_SHORT TASK A_
Please copy the rows word for word, covering the stretch from the first row through the row containing "measurement-point <box>570 334 576 340</box>".
** begin PASSAGE PROVIDED **
Dear Fellow Voyagers,

Our readings for this week are,

Ezekiel 37.1-16:  Since an early age this passage, the valley of the dry bones, has put me in mind of the Episcopal Church.

John 11.1-54:  Jesus brings Lazarus back to life.  I confess that this passage has always been difficult for me.  But last Sunday’s class brought me closer to an understanding of John 9 than ever before, and this Sunday’s may do similarly.

Last Sunday we did well, I think, not to linger over our Old Testament reading (1 Samuel 16.1-13, Samuel’s anointing of David to be king in place of Saul) so as to have sufficient time for our Gospel (we took the whole of John 9, Jesus opening the eyes of the man born blind).  But the Samuel reading, in addition to being a great story, has further significances which ought to be brought out.

In particular it relates to the ambivalence of the Old Testament about kingship and thus about civil government in general---an ambivalence to be found in the New Testament as well.  To be sure, the anointing of David is presented as ordained by the Lord.  And the line that David established became the basis of messianic expectation.  But there is also an earlier passage, in chapter 8, warning Israel against instituting a monarchy.  Nor should it be imagined that once David became king Israel lived happily ever after.  The so-called Court History (2 Samuel 7 to I Kings 2, approximately) contains a remarkably lucid, and candid, account of David’s kingship, notably the rebellion of his son Absalom as well as his own foibles (sc. Bathsheba)   And under his successor, Solomon, things began to fall apart, leading to the division of the kingdom and eventually the Exile.  The problem is that the nation, or nation-state, with its worldly power is tempted to regard itself as self-sufficient, and tempts its people so to regard it.  And this constitutes idolatry.  The crunch came in the time of the pre-Constantinian church, when the Roman empire explicitly deified itself in the form of emperor-worship.  The early Christians of necessity bore witness against this through their martyrdoms (the Greek word martyrein means basically to witness).  Interestingly, in the end it was the church rather than the empire which prevailed.

The 20th century (and before) also saw deifications of the state, especially in Nazi Germany.  Tragically, the “German Christians,” the great majority, failed to testify against this, their theology having been vitiated over the preceding century by the infiltration of values from the surrounding culture.  The exception was the Confessing Church in its Barmen Declaration of 1934, inspired particularly by Karl Barth.  In fact his massive Church Dogmatics is in large part a protest against this infusion of cultural values.  The connection with our contemporary church situation was brought out in my commentary of January 2005 on the Anglican Communion Network’s theological charter, itself a distinctly Barthian document.  I am attaching it in case anyone wants to look at it.
** end PASSAGE PROVIDED **
** begin DATA EXCERPTS **
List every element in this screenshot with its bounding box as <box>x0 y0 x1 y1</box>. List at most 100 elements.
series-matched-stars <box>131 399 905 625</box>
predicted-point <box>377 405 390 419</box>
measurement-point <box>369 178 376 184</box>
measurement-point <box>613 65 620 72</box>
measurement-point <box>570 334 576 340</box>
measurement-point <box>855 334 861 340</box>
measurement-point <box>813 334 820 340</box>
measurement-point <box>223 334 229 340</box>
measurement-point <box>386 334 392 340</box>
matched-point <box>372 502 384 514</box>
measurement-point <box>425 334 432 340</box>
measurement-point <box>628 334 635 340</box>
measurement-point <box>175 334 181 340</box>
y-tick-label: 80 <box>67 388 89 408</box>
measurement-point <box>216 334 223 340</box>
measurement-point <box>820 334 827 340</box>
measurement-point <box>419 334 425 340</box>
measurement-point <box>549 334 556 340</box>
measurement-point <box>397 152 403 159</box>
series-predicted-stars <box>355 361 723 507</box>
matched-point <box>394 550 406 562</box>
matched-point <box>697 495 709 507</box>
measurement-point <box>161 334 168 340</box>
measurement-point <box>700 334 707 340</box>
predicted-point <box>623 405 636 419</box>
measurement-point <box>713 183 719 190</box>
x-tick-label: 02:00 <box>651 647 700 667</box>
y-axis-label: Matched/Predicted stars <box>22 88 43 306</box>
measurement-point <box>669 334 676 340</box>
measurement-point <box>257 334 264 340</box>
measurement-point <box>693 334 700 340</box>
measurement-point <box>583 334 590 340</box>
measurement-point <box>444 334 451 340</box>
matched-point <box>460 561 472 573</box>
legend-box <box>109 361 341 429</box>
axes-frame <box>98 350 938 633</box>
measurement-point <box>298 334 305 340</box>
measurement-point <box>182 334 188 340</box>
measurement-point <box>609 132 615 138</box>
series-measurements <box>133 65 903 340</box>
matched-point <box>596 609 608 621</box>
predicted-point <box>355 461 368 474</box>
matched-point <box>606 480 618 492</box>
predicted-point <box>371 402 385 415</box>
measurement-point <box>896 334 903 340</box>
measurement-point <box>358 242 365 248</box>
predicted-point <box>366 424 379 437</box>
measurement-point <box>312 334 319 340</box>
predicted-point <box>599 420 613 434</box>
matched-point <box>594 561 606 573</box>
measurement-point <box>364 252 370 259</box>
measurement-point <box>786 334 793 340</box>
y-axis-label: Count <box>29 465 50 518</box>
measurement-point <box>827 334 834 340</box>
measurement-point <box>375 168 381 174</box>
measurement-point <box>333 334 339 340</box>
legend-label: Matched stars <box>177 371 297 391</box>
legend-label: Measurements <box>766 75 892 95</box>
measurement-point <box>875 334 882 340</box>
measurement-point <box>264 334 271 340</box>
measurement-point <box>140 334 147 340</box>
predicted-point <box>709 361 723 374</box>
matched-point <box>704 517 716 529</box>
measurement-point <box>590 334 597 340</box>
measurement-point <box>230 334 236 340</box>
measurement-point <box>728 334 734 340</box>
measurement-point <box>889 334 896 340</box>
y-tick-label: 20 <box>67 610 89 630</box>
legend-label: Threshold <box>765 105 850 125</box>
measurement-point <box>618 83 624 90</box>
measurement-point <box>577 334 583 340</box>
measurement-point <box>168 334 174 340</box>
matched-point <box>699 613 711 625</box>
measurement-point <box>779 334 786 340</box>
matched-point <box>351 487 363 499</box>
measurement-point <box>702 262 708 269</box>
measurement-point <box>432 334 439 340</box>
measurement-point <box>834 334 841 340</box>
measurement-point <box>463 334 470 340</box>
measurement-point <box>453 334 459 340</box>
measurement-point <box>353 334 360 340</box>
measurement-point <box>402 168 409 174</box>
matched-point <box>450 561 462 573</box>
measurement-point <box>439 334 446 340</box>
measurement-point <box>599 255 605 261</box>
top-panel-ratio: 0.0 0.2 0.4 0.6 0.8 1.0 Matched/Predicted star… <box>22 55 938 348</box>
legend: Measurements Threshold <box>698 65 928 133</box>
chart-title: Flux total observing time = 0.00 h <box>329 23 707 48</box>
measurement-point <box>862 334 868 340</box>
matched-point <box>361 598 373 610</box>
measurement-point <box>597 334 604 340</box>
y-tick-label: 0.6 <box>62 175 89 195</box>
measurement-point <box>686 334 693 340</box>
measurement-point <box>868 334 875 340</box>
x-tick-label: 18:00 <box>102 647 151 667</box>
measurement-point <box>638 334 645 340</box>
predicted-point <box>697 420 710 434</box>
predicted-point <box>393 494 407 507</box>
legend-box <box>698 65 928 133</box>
** end DATA EXCERPTS **
_SHORT TASK B_
Carry on the letter about this week's readings, starting right after its last sentence.

_EXPECTED OUTPUT A_
List every element in this screenshot with its bounding box as <box>x0 y0 x1 y1</box>. List at most 100 elements.
series-matched-stars <box>131 399 905 625</box>
predicted-point <box>377 405 390 419</box>
measurement-point <box>369 178 376 184</box>
measurement-point <box>613 65 620 72</box>
measurement-point <box>570 334 576 340</box>

_EXPECTED OUTPUT B_
The foregoing is relevant, actually, to our other reading, John 9 (we looked at the entire chapter).  It begins with Jesus giving sight to a man, a beggar in fact, born blind.  This leads to skepticism on the part of his neighbors and acquaintances and to hostile, for the most part, interrogation by the Pharisees: of the man himself, of his parents, and again of the man.  Through all of this the man, though not his parents, stands his ground, refusing to be talked out of what he knows to have happened to him and the conclusions to be drawn from it.  And gradually he develops an awareness of who Jesus is.  This results in his being thrown out of the synagogue, in effect being excluded from his community, which is no light thing.  In his destitute state Jesus encounters him and confirms his own identity as Son of Man, which the man had almost grasped.  Finally, St. John tells us, “he said, ‘Lord, I believe,’ and he worshiped him” (verse 38).

We too are born blind, in that on account of the Fall we have inherited original sin, which necessarily affects our vision, spiritually if not physically.  And it is Christ who can and does open our spiritual eyes.  But there is more to the story, however sublime, than this.  One of the premises on which our class operates is that in order to understand fully what the Scriptures mean for us, we need to know what they meant for the community which first read or heard them.  In the case of John’s Gospel, scholars have posited the “Johannine community,’ out of which it came and for which it was recorded.  This would have existed as late as the second century, in Palestine or some other place where there were strong Jewish communities.  And conflicts would have arisen between these and the “Johannines,” whom they would have considered to be deviants; John’s Gospel contains especially sharp controversies between Jesus and “the Jews” (whom we may take as the religious authorities).

Whatever one thinks of this hypothesis, it does make sense in terms of the present chapter.  What the man born blind might well have brought to the minds of our Johannines is a member of a Jewish community who had found in the Christian gospel an opening of his spiritual eyes.  This would have put him at odds with that community, at least with its leaders.  There is direct evidence of this in verse 22b: “the Jews had already agreed that if any one should confess him [Jesus] to be the Christ, he was to be put out of the synagogue.”  This fits with the situation that we have hypothesized in a way that it does not with the time of Jesus’ earthly ministry.  It would have brought to the Johannine minds also the persistence of such a person in these new insights, despite the opposition which his expression of them aroused, to the point of eventual conversion.  In this he would have been a martyr, in the sense of bearing witness without regard to the cost.  And Jesus’ coming to him in his destitution was reminiscent of his sustaining of those who bore witness even at the cost of their lives, of which there were many under the Roman empire, as we noted above.

The implication of this for us, having had our spiritual eyes opened by the gospel, is that we should hold fast to the insights which it has given us, in the face of opposition in the culture around us and even in the church, in the steps of the Confessing Church in Germany.  And however costly this may prove, Jesus will not fail to sustain us.